** DOCUMENT SEGMENT follows **

00:36:32.720 But a special mention to whoever stopped the rapid testing in America,
00:36:38.440 because that may have been, I don't know,
00:36:40.020 that could have killed 100,000 people.
00:36:42.680 It's hard to know.
00:36:44.020 But I'd say whoever was the stopper of the rapid tests,
00:36:48.120 or whatever group or people,
00:36:50.940 may have killed 100,000 Americans.
00:36:54.260 But that's not even close to what Xi has done.
00:36:58.140 Not even close.
00:36:59.760 All right.
00:37:00.040 Most inspirational event of the year.
00:37:05.040 Most inspirational.
00:37:06.460 What made you feel the best?
00:37:09.360 The most inspirational thing.
00:37:11.160 Kyle Rittenhouse.
00:37:12.100 Interesting.
00:37:13.380 That did feel good.
00:37:15.640 I have to go with Elon Musk's spaceflight.
00:37:20.820 Now, Bezos gets sort of an also-ran credit.
00:37:26.420 And, you know, so does Richard Branson, Sir Richard Branson.
00:37:32.420 But I think Elon Musk set the standard for this.
00:37:36.880 And I've got to tell you that it was the one time this year that I just got tingles.
00:37:43.180 Like, that just made me feel good about everything.
00:37:46.420 So, most inspirational event of the year.
00:37:48.620 And, of course, Elon Musk is Times Person of the Year.
00:37:50.820 And I like that pick.
00:37:53.760 What is the best news of the year?
00:37:56.220 The best good news?
00:37:57.440 Now, the rocket launch is inspirational.
00:37:59.400 But, you know, it's the beginning of a long process of what we hope to be good news.
00:38:04.440 Space conquest.
00:38:07.000 But best news of the year.
00:38:10.820 Somebody's saying Omicron.
00:38:12.700 That's on my list.
00:38:14.360 That's third on my list is Omicron is the best news of the year.
00:38:17.300 So far.
00:38:19.460 I mean, we think.
00:38:20.860 It's a little too early.
00:38:24.040 Here are the other ones.
00:38:25.820 CO2 emissions have been flat for 10 years.

** End of DOCUMENT SEGMENT **
** RECORDS SHOWN follows **

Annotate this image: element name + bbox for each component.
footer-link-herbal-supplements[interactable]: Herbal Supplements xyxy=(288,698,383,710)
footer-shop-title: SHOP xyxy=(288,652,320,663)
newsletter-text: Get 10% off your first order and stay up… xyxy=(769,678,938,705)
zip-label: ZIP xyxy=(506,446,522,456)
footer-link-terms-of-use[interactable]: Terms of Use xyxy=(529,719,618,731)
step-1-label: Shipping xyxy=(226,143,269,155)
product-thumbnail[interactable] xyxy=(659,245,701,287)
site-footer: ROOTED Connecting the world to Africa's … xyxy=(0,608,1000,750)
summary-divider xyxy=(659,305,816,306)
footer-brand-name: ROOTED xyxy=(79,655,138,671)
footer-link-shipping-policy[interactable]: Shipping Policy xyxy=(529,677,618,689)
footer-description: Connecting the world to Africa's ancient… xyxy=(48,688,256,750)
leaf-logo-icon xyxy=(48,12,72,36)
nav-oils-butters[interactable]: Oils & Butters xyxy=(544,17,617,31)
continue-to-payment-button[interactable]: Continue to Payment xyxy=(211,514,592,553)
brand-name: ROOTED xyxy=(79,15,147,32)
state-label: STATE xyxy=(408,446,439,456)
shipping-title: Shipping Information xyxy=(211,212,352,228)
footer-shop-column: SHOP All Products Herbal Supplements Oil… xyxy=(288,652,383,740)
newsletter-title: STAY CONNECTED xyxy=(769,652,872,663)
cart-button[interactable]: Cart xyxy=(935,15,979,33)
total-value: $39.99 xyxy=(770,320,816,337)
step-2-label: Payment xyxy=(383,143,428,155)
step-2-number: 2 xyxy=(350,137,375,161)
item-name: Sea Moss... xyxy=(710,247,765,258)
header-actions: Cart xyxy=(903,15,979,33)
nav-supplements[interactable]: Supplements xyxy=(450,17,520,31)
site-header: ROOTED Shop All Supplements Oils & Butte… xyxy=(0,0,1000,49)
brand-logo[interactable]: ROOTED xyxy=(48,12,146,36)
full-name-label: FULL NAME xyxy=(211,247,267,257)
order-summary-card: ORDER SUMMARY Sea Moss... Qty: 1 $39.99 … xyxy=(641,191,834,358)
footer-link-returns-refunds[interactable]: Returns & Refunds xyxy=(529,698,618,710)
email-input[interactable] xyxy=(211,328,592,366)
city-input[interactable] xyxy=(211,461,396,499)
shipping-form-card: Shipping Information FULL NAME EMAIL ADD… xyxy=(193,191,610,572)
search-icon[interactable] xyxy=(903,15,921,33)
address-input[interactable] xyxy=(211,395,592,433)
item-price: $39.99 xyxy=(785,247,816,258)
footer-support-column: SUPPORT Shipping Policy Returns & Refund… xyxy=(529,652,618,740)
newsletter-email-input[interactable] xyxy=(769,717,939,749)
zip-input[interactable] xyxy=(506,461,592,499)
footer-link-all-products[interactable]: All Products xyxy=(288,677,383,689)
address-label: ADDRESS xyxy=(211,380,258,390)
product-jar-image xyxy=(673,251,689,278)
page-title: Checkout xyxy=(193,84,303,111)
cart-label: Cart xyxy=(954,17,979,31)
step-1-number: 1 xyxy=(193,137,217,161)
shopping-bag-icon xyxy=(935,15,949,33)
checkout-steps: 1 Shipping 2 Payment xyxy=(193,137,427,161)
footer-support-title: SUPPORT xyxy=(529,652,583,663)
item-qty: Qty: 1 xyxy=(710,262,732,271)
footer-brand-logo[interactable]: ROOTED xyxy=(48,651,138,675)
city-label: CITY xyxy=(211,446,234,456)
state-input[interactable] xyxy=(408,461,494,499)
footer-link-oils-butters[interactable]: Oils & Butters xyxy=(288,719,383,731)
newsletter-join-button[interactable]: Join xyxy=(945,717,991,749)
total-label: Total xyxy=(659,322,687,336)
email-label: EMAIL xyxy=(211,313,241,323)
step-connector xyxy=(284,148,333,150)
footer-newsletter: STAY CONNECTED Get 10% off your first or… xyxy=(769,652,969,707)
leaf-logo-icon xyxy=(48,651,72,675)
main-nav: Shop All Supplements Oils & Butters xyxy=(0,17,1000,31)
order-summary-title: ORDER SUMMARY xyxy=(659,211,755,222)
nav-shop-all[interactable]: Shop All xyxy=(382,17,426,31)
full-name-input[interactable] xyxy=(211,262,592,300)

** End of RECORDS SHOWN **

__TASKS TO CARRY OUT__.
**a)** Could you swap "spaceflight" for "rocket launch" and write out the transcript again, everything from "00:36:44.020 But I'd" down to "Elon Musk's spaceflight."?
**b)** Does the transcript agree with each statement below? Answer yes or no for each, and quote the deciding words. (i) The speaker picks Elon Musk's spaceflight as the most inspirational event of the year. (ii) The speaker ranks Omicron first on the list of best news of the year. (iii) The speaker says CO2 emissions have risen for 10 years.
**c)** Can you go on with the transcript from its final line?
These items stand apart from the transcript as separate material.

__REPLIES__.
**a)**
00:36:44.020 But I'd say whoever was the stopper of the rapid tests,
00:36:48.120 or whatever group or people,
00:36:50.940 may have killed 100,000 Americans.
00:36:54.260 But that's not even close to what Xi has done.
00:36:58.140 Not even close.
00:36:59.760 All right.
00:37:00.040 Most inspirational event of the year.
00:37:05.040 Most inspirational.
00:37:06.460 What made you feel the best?
00:37:09.360 The most inspirational thing.
00:37:11.160 Kyle Rittenhouse.
00:37:12.100 Interesting.
00:37:13.380 That did feel good.
00:37:15.640 I have to go with Elon Musk's rocket launch.

**b)**
(i) Yes: "I have to go with Elon Musk's spaceflight."
(ii) No: "That's third on my list is Omicron is the best news of the year."
(iii) No: "CO2 emissions have been flat for 10 years."

**c)**
00:38:29.300 Did you all know that?
00:38:30.960 I believe that's true.
00:38:32.500 The CO2 emissions from humans have been flat for 10 years.
00:38:37.140 Now, that's a big deal.
00:38:40.160 But also advancements in fusion and the turnaround in opinions on nuclear energy.
00:38:45.620 I think the nuclear and the fusion stories, even though fusion is not commercialized yet, we know it can be now.
00:38:56.380 Now, this may be the flying car of all flying cars and it never gets commercialized.
00:39:01.480 But I think the right people are telling us it's an engineering problem now as opposed to an invention problem.
00:39:07.400 So I think we're, I think we can say with confidence at this point that fusion will be here.
00:39:16.100 Five years, 10 years, 20, I don't know.
00:39:18.200 But it's coming.
00:39:19.220 I think it's coming.
00:39:20.780 Now, I'm an optimist, so I could be wrong about that.
00:39:24.040 All right.
00:39:24.320 What is the best disappeared story of the year?
00:39:28.400 The best disappeared story.
00:39:30.640 A story that should have been, yeah, a lot of candidates, right?
00:39:39.380 Waukesha.
00:39:40.800 You've got the Biden's, Hunter Biden's laptop.
00:39:47.740 Russia collusion disappeared from half of the coverage.
00:39:51.840 So you've got, yeah, you've got Ghislaine, you've got the Rittenhouse, the fact that he shot white people instead of black people.
00:40:02.020 Yeah, there's a lot of competition.
00:40:04.640 But I think the Waukesha one is the most blatant.
00:40:09.280 So I think I'll put Waukesha first.
00:40:15.880 All right.
00:40:17.020 What is the biggest analytical mistake of the year?
00:40:20.060 Biggest analytical mistake of the year, not by any one person, but by people.
00:40:27.360 What would you say?
00:40:28.860 Biggest analytical mistake of the year.
00:40:32.460 Bitcoin, somebody says.
00:40:34.520 Vaccines work.
00:40:36.960 No, that's not what I'm going for.
00:40:40.140 Global warming, no, that's not really of this year.
00:40:43.620 Rigged elections, no.
00:40:44.880 Inflation, no.
00:40:46.460 I'm going to say comparing countries during the pandemic.
00:40:50.060 I think the biggest analytical mistake is to think that you can compare two countries and know something.
00:40:57.980 Now, at the beginning of this live stream, I said, can we compare those other states?
00:41:04.160 Because that's a little bit better comparison.
00:41:06.940 Because at least states within the United States, it's a little easier to find a comparable.
00:41:12.460 Like you could find something that's a little bit like Georgia, such as South Carolina.
00:41:17.260 You could find something that's a little bit like Montana, such as South Dakota, perhaps.
00:41:23.840 But, you know, if you're comparing a European country or America to Sweden, there are just too many different variables involved there.
00:41:32.620 So I would say that comparing any countries and thinking that that told you something was the biggest analytical mistake of the year.
00:41:40.440 And last year, too.
00:41:42.000 All right.
00:41:45.580 Vax mandates.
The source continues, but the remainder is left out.